Your objective:
Copy out each line of the material below that holds the string "Posterior".

Extracts from a graphics dataset

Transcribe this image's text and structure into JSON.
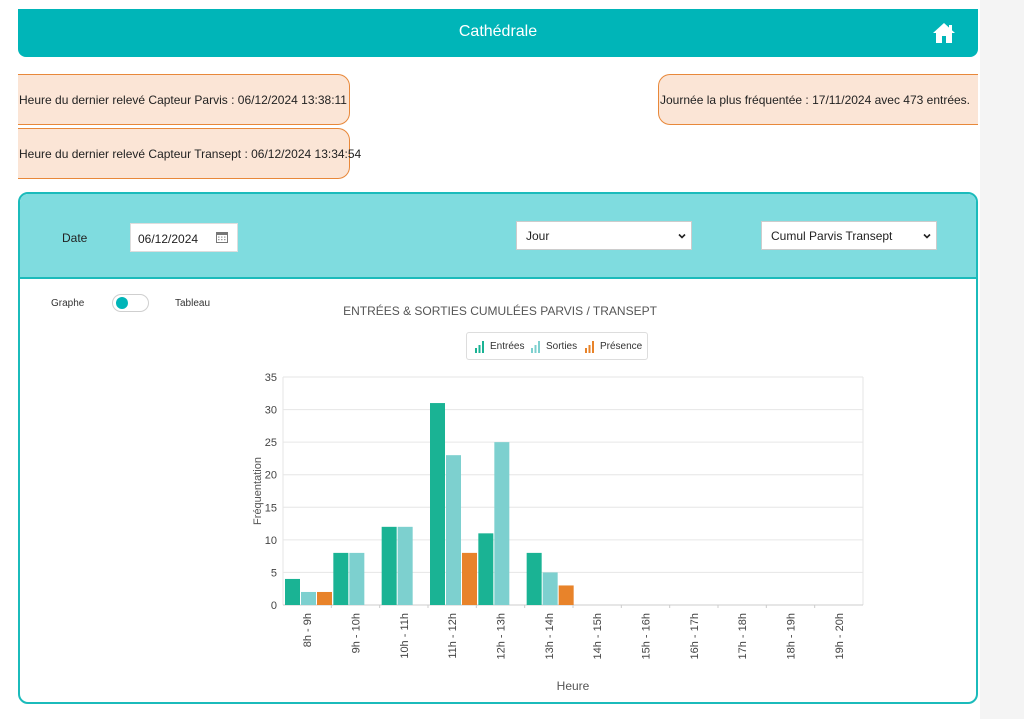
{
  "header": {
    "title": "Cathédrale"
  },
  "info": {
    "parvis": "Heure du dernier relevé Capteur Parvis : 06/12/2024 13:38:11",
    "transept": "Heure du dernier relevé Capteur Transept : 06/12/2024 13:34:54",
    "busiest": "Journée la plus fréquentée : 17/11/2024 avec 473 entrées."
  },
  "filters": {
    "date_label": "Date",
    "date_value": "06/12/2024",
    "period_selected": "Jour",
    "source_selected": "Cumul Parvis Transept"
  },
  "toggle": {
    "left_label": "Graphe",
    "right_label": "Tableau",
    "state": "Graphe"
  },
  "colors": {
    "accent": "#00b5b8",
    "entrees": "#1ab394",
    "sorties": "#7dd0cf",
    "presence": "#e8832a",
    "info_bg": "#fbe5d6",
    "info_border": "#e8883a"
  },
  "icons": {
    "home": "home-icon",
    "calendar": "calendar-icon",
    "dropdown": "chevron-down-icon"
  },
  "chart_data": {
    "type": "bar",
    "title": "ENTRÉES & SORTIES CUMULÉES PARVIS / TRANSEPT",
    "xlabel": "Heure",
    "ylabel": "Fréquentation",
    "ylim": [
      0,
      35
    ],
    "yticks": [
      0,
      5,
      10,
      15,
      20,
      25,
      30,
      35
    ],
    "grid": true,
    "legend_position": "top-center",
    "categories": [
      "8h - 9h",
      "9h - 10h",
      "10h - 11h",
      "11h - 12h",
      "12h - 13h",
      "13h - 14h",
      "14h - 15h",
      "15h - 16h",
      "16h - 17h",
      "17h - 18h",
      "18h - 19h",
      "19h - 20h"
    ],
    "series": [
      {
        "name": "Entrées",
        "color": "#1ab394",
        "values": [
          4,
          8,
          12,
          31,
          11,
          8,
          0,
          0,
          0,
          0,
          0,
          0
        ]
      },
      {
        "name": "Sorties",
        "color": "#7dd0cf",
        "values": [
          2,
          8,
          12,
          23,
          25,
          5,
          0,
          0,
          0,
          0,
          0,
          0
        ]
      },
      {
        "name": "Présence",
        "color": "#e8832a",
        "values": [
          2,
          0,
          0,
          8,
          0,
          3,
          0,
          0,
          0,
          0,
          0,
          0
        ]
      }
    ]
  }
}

* * *

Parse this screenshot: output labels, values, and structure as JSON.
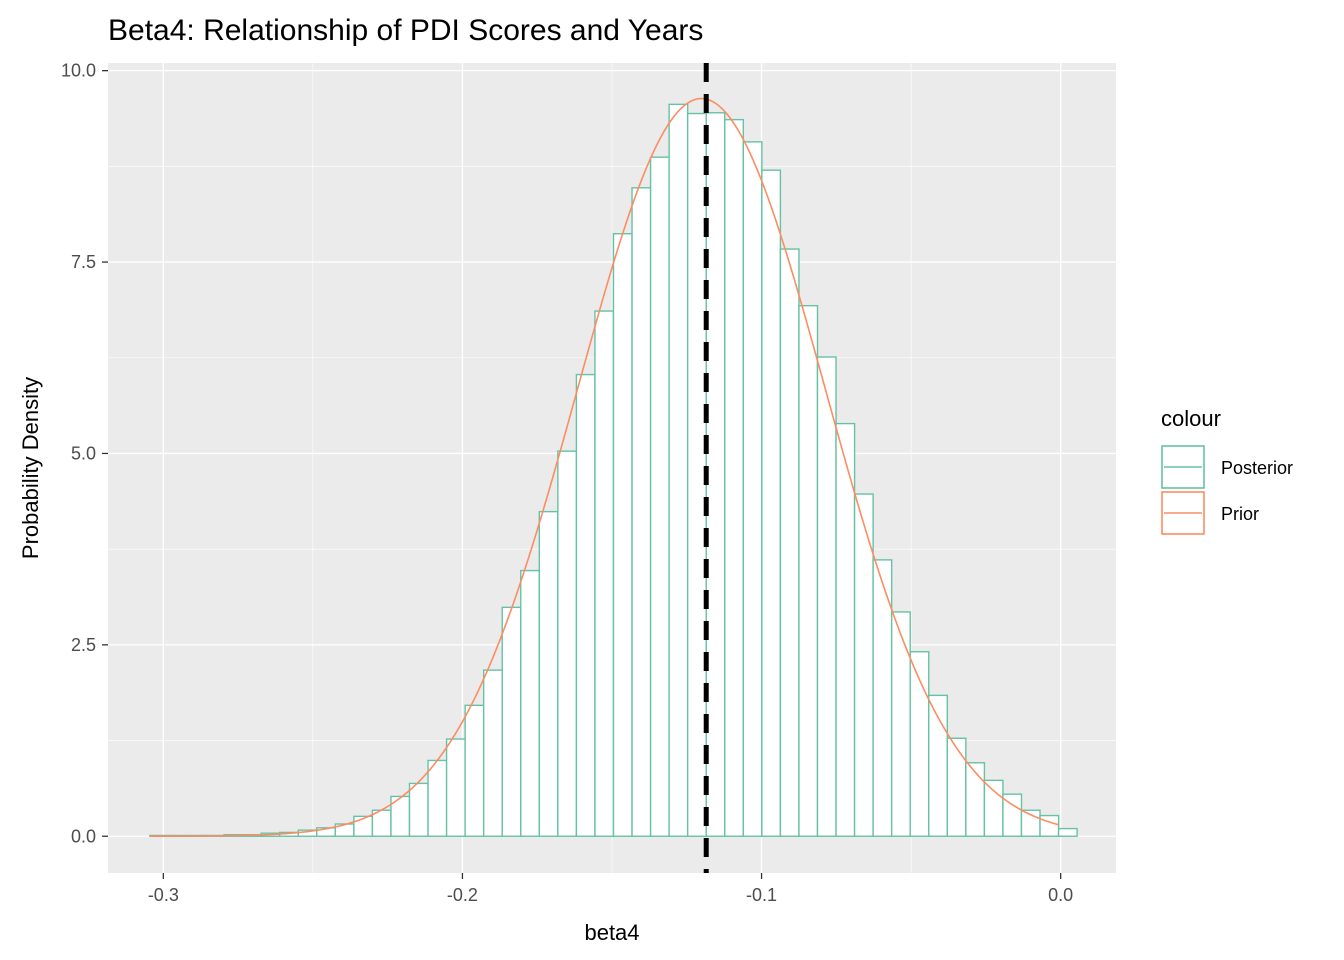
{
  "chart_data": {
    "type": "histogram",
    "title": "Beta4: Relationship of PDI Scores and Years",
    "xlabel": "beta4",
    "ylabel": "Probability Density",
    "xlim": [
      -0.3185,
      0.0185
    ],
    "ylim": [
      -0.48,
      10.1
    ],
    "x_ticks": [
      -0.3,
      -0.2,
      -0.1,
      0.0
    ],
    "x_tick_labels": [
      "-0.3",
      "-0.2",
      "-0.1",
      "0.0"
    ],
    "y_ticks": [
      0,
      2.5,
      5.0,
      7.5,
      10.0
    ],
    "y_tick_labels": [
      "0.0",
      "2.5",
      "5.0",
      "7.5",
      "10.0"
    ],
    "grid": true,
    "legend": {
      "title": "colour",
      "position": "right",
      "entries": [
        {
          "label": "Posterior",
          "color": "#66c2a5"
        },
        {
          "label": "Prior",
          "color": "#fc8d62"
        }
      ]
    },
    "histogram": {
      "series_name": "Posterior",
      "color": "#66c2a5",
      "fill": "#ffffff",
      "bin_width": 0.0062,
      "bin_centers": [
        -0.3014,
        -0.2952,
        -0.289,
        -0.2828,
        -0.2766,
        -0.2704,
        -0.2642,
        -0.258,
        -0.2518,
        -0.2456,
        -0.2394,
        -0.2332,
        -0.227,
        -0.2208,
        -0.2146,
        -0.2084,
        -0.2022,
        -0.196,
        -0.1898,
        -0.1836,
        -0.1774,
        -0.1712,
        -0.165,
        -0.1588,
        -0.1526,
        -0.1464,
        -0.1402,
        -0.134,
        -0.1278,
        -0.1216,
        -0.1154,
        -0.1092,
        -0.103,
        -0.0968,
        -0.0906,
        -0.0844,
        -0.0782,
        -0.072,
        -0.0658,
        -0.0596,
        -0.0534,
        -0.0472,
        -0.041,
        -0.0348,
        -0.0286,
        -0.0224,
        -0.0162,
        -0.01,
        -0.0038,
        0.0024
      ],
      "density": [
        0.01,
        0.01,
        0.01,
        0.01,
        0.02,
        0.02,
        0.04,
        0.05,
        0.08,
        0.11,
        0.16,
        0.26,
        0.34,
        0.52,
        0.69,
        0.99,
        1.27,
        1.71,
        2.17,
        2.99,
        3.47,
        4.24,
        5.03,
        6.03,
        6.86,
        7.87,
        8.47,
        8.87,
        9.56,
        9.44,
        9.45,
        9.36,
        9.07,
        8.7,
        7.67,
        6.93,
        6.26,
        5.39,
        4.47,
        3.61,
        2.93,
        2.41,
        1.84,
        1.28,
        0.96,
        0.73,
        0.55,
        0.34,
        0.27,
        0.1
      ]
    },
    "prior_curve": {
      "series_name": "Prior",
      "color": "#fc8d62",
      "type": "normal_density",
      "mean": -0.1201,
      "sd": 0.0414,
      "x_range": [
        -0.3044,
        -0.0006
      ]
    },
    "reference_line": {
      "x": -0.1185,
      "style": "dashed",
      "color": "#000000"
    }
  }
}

Response to this task:
          "label": "Posterior",
      "series_name": "Posterior",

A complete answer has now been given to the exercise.